_Task details:_
Gather from the listing below each line that includes the word "westlich", and copy it.

--------

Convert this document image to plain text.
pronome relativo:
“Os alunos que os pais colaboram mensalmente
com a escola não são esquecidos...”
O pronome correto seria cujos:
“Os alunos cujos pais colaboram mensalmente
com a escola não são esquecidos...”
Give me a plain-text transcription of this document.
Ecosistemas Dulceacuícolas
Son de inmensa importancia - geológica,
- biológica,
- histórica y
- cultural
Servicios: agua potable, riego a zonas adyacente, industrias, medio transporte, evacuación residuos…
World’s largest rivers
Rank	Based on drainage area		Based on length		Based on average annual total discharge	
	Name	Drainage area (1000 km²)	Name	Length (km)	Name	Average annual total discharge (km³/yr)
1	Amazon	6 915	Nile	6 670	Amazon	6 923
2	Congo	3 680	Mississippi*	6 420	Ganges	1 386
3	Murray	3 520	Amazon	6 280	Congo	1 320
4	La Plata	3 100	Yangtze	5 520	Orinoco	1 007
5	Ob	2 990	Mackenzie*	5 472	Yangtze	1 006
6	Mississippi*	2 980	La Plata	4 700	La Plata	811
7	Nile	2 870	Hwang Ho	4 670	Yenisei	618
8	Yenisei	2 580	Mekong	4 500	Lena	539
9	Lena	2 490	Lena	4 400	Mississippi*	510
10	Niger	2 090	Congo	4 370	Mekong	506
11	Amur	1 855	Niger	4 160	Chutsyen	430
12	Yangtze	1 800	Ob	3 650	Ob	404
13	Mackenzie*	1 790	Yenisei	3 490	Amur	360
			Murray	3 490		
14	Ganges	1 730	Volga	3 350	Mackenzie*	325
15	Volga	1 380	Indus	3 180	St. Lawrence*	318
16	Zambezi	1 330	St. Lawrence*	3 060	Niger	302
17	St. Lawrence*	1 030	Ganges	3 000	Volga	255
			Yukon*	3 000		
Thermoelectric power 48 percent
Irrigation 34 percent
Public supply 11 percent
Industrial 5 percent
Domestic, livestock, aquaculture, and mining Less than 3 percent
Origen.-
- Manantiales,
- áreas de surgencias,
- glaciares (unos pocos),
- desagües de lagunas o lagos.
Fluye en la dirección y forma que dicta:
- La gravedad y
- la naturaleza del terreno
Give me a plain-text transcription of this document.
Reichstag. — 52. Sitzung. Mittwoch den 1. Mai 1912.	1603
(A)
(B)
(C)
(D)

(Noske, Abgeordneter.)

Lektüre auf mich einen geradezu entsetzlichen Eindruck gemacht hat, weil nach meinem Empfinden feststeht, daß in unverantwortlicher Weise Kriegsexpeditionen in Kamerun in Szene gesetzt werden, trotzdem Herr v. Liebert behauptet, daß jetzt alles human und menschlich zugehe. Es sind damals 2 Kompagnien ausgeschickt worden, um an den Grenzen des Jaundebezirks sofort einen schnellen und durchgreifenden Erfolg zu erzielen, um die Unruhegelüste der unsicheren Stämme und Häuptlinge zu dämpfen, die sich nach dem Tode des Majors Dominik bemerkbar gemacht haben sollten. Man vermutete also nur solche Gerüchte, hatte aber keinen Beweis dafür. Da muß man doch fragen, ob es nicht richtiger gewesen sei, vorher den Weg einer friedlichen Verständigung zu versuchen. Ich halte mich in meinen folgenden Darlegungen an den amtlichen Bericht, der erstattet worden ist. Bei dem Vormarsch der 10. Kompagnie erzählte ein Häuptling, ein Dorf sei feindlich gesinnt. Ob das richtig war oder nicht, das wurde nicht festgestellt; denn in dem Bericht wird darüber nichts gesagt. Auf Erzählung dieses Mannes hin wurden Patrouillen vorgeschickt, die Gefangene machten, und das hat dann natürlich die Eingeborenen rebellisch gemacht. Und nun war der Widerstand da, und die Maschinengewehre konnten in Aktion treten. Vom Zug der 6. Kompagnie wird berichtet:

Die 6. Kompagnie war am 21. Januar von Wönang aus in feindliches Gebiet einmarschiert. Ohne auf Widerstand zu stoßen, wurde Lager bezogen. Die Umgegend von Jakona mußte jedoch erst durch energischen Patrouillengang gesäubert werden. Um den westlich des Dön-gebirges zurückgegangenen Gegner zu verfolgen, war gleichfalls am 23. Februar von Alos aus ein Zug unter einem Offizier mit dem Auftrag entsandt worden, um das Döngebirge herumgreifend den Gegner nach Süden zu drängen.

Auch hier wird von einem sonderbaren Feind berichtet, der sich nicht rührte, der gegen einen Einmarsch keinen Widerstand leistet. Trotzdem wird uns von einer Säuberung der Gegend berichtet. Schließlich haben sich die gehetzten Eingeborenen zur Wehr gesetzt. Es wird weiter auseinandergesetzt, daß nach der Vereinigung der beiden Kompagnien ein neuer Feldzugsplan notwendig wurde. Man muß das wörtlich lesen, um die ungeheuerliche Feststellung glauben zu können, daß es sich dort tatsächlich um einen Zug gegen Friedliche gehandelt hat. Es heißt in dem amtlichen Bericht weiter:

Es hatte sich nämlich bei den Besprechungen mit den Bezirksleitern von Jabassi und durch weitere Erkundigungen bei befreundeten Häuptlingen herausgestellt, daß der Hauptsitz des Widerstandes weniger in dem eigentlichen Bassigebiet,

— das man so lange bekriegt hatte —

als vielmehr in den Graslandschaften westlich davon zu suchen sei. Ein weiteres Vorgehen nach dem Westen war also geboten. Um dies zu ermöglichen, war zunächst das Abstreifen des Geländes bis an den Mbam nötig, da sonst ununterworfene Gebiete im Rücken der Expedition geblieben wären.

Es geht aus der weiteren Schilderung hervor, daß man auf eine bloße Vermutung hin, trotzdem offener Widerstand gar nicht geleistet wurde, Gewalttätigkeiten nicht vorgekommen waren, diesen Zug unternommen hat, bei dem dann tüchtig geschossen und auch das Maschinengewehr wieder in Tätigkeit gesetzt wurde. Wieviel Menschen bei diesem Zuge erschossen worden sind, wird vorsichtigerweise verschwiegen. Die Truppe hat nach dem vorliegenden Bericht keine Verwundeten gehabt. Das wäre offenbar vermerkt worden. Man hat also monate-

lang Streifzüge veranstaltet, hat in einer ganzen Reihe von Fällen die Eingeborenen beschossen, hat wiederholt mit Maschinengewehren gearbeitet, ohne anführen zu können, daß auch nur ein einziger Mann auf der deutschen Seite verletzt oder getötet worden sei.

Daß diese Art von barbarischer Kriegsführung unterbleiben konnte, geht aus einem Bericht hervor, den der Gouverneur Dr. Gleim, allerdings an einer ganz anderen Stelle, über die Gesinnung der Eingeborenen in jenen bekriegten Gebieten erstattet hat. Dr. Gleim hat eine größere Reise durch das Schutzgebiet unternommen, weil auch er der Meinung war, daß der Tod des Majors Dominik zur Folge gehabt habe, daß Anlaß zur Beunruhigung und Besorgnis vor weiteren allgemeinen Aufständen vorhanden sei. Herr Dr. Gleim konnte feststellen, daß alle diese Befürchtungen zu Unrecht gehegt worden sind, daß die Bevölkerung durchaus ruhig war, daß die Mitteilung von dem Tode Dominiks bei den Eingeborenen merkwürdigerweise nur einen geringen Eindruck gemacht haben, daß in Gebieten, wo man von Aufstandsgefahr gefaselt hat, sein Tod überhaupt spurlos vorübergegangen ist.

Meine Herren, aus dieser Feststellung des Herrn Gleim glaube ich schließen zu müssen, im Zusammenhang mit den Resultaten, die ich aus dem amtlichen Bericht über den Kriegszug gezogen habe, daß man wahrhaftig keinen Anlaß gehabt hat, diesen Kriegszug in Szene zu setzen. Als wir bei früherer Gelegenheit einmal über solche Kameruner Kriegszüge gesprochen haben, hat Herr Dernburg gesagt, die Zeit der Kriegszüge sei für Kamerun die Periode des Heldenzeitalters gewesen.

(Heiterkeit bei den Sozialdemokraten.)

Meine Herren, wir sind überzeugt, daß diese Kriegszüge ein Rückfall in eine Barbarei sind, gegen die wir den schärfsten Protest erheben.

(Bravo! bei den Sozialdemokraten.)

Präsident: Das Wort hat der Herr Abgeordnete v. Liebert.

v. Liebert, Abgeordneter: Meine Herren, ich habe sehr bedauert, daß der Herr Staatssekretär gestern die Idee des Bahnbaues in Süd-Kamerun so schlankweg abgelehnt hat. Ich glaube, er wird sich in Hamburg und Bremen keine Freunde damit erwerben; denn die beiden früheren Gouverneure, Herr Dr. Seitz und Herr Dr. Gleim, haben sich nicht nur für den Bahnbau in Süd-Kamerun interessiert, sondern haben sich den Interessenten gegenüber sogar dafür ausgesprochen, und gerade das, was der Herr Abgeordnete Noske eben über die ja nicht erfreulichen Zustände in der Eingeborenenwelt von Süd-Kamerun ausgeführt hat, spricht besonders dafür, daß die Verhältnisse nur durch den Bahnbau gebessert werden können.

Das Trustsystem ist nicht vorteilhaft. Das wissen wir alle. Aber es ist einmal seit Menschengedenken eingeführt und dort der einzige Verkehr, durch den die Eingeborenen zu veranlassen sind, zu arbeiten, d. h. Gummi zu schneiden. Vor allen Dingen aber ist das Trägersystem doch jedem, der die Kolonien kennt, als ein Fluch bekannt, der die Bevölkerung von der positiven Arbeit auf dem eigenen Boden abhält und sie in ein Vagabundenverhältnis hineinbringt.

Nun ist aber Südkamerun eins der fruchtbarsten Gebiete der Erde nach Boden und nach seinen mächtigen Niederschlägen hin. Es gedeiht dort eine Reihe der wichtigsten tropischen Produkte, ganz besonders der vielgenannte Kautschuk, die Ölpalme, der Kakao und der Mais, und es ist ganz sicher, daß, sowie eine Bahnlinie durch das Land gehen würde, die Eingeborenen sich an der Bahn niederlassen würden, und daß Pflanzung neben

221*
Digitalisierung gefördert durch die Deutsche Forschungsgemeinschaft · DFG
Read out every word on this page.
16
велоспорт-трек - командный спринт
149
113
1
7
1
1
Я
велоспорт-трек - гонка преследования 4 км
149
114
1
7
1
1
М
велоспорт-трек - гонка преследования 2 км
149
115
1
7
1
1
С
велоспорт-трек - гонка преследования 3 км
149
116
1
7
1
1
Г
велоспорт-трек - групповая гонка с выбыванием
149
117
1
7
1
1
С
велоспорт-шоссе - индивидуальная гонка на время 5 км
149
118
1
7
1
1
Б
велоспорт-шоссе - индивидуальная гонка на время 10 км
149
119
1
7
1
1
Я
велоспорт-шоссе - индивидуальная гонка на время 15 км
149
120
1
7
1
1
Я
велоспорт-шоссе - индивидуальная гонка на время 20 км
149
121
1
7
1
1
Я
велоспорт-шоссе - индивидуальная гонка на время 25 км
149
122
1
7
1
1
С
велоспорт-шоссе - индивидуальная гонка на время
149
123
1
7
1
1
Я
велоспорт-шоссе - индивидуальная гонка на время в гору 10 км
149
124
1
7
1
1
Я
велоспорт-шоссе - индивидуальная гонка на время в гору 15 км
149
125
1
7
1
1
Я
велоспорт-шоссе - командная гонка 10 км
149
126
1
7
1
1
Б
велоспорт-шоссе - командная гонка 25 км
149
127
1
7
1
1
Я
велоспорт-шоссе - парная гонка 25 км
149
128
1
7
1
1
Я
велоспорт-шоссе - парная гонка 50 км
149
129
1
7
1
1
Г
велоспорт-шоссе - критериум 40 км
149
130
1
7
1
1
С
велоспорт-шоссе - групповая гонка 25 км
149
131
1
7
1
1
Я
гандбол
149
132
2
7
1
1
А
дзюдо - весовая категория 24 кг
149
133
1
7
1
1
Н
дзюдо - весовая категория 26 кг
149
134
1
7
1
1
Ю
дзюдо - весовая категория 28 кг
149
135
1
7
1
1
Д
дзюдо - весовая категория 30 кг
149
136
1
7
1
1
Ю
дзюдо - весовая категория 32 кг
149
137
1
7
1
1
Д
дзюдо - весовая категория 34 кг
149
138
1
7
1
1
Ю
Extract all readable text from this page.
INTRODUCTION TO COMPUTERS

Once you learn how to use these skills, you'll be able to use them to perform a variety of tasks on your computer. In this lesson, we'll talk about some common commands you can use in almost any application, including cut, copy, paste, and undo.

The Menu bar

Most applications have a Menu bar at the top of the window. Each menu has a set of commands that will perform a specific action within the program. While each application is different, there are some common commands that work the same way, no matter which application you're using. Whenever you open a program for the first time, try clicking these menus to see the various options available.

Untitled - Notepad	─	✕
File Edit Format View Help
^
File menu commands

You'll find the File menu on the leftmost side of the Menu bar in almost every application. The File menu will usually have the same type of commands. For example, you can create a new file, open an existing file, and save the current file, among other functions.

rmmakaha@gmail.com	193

--------

_Exercise result:_
Die 6. Kompagnie war am 21. Januar von Wönang aus in feindliches Gebiet einmarschiert. Ohne auf Widerstand zu stoßen, wurde Lager bezogen. Die Umgegend von Jakona mußte jedoch erst durch energischen Patrouillengang gesäubert werden. Um den westlich des Dön-gebirges zurückgegangenen Gegner zu verfolgen, war gleichfalls am 23. Februar von Alos aus ein Zug unter einem Offizier mit dem Auftrag entsandt worden, um das Döngebirge herumgreifend den Gegner nach Süden zu drängen.
als vielmehr in den Graslandschaften westlich davon zu suchen sei. Ein weiteres Vorgehen nach dem Westen war also geboten. Um dies zu ermöglichen, war zunächst das Abstreifen des Geländes bis an den Mbam nötig, da sonst ununterworfene Gebiete im Rücken der Expedition geblieben wären.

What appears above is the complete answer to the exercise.